### WHAT YOU WILL DO
Among the lines below, list those containing the string "Relative".

### INFORMATION SUPPLIED
::::
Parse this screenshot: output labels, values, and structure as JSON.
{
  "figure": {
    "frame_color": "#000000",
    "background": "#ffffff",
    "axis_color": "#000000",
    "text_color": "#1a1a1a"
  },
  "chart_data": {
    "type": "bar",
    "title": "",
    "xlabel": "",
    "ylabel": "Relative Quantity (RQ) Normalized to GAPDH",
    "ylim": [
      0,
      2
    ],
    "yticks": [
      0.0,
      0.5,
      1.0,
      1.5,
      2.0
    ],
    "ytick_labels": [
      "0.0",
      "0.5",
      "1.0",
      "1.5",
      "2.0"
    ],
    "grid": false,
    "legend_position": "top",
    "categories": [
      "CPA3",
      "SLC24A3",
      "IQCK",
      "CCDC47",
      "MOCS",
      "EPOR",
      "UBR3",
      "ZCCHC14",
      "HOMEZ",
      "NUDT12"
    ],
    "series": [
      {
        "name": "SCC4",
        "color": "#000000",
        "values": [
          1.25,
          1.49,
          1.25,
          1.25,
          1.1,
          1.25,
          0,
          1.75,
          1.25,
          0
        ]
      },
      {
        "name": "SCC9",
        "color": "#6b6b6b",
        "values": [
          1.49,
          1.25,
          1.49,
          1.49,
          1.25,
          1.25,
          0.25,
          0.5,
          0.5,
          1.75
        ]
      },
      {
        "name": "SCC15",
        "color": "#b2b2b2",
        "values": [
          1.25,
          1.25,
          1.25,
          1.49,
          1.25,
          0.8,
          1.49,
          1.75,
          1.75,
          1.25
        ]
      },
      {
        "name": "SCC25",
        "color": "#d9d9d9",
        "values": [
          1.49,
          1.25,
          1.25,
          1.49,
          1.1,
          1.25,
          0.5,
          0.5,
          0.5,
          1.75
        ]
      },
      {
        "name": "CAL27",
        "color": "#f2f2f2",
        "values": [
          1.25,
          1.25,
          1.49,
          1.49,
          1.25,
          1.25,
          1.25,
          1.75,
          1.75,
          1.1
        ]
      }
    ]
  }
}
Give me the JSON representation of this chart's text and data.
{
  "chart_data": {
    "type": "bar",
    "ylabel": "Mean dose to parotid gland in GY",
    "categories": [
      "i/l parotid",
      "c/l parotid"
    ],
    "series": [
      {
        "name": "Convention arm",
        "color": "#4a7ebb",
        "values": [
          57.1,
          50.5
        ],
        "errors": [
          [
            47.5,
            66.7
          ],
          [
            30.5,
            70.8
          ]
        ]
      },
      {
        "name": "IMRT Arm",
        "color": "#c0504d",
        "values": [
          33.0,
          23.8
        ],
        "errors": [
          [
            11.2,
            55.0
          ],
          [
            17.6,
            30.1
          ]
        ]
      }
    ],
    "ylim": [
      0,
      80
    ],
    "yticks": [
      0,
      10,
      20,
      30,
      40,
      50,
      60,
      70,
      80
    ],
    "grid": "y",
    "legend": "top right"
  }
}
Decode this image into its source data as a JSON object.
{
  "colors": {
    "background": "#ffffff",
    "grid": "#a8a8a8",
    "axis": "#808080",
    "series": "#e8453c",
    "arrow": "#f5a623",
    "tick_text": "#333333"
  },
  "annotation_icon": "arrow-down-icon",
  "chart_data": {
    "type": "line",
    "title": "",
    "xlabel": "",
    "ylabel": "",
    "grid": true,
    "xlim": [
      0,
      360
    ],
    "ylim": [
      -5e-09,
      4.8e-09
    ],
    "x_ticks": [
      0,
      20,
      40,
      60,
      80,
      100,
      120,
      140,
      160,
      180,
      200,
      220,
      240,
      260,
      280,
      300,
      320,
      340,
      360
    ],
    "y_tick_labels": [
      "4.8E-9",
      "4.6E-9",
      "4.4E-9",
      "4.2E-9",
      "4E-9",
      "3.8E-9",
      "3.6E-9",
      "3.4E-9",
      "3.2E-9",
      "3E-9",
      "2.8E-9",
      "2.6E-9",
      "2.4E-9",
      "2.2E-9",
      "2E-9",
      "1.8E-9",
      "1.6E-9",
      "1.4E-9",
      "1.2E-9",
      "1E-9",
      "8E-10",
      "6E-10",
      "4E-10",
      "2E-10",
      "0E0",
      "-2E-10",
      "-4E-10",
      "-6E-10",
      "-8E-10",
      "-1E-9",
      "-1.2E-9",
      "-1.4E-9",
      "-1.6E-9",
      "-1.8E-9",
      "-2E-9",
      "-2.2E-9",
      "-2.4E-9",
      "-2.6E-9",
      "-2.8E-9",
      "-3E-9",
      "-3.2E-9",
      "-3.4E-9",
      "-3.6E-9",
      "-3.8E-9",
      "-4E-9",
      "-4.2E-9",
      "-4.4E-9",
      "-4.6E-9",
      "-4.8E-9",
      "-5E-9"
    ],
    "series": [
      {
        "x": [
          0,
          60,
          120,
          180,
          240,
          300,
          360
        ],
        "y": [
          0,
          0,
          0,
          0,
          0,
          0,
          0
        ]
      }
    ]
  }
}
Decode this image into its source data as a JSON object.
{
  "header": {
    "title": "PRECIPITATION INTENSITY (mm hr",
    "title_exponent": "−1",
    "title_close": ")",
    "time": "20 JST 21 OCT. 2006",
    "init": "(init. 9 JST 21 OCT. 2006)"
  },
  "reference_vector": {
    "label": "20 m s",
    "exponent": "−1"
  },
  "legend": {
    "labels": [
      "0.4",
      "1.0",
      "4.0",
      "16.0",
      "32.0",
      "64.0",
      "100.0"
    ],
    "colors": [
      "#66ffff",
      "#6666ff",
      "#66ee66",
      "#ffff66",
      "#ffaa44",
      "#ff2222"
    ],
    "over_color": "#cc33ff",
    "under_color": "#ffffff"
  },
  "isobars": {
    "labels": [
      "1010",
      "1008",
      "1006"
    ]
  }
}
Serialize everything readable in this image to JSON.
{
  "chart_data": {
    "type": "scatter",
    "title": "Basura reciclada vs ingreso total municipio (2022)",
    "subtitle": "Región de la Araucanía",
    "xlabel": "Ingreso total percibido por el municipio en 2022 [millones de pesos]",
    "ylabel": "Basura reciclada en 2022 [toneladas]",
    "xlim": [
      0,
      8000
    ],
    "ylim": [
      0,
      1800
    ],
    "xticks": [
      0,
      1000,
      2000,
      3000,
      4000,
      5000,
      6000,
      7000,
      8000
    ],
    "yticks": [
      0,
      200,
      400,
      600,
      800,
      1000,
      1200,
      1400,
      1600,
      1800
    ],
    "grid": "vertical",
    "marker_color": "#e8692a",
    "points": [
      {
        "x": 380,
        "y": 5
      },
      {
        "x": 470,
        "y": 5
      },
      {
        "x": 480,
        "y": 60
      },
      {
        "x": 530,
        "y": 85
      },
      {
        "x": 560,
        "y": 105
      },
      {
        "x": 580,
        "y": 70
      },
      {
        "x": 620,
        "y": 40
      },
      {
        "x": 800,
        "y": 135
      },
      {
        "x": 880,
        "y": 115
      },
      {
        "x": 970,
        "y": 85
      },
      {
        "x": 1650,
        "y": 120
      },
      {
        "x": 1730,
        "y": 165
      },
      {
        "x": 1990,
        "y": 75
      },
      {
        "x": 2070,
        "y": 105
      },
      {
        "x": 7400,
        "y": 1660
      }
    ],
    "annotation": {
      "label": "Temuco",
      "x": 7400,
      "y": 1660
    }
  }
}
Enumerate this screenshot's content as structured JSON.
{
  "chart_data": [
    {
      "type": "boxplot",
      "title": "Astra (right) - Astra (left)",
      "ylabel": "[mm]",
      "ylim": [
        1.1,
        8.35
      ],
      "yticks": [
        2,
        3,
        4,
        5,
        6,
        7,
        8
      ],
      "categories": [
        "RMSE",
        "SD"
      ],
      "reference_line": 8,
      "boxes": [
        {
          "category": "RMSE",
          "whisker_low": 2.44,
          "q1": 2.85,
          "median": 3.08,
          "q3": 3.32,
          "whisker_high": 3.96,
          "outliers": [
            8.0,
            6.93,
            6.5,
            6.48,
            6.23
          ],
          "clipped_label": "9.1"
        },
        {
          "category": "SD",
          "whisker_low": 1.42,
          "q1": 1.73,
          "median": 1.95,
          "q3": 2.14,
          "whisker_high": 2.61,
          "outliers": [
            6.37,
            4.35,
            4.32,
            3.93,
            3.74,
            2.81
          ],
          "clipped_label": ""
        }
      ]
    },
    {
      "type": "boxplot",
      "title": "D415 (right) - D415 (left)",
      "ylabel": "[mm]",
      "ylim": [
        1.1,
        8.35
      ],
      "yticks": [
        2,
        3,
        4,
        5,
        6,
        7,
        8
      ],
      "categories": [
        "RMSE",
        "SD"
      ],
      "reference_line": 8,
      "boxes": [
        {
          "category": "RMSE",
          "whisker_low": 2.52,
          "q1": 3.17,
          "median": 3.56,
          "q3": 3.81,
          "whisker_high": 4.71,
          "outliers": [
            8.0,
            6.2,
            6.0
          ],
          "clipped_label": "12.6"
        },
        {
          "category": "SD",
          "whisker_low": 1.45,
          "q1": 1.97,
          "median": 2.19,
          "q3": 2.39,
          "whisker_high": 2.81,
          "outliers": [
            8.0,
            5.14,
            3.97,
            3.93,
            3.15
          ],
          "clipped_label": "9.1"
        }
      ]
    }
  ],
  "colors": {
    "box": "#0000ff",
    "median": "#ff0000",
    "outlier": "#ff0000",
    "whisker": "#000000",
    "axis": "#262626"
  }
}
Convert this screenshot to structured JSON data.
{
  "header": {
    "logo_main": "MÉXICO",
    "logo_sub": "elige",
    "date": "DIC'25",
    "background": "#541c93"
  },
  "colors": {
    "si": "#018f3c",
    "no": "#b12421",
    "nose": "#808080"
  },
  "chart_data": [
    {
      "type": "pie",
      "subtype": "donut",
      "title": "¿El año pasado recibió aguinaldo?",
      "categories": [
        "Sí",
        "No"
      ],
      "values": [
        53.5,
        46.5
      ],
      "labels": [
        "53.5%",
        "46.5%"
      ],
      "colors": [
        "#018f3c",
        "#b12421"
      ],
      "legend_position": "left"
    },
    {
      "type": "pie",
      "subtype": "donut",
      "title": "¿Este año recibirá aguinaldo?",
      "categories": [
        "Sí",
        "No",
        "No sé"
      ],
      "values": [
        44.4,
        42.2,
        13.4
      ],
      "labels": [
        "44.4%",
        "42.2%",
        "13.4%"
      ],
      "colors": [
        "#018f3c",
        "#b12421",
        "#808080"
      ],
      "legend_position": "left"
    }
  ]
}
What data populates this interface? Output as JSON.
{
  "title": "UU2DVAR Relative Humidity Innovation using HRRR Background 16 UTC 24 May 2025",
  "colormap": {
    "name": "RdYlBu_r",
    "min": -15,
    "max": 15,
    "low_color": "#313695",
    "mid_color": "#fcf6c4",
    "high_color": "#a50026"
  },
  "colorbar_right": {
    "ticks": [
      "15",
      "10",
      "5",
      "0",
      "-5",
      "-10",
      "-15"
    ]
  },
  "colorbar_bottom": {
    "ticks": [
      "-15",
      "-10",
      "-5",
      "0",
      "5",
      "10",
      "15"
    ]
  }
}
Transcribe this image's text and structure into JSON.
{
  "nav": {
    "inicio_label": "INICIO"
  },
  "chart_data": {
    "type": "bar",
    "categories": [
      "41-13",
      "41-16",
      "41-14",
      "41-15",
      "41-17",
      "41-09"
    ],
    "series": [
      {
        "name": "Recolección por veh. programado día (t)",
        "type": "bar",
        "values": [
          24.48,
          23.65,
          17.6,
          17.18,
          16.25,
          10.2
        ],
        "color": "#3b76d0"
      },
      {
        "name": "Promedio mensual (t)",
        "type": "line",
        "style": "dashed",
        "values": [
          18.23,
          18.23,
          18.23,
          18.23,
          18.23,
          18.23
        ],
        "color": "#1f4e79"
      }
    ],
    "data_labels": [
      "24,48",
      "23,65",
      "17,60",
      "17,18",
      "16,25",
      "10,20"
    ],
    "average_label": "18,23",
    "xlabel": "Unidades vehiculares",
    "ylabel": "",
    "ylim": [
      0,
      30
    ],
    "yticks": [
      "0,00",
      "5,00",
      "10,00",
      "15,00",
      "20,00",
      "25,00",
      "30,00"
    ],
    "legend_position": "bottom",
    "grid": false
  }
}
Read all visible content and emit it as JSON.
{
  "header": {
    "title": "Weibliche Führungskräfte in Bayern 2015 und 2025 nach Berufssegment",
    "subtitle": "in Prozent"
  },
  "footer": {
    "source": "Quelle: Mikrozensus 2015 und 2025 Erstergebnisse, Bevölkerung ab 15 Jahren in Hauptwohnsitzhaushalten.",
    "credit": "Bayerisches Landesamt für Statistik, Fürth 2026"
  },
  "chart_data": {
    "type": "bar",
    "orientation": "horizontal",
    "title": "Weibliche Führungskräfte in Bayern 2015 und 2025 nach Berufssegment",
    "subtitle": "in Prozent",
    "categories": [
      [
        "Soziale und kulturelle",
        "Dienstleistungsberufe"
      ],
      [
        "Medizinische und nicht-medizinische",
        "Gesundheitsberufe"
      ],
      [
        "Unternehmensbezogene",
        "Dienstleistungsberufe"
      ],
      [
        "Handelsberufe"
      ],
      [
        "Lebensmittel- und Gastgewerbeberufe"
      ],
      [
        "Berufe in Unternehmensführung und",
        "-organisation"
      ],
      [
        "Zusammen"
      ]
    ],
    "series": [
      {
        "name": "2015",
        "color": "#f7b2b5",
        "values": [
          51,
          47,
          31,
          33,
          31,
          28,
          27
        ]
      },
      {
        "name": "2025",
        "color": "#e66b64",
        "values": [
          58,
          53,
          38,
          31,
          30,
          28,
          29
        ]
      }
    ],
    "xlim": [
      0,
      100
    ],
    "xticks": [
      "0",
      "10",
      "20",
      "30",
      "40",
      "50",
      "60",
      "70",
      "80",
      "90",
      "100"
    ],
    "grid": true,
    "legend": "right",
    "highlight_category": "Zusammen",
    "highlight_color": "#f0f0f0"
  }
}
::::
### THE RESPONSE
    "ylabel": "Relative Quantity (RQ) Normalized to GAPDH",
  "title": "UU2DVAR Relative Humidity Innovation using HRRR Background 16 UTC 24 May 2025",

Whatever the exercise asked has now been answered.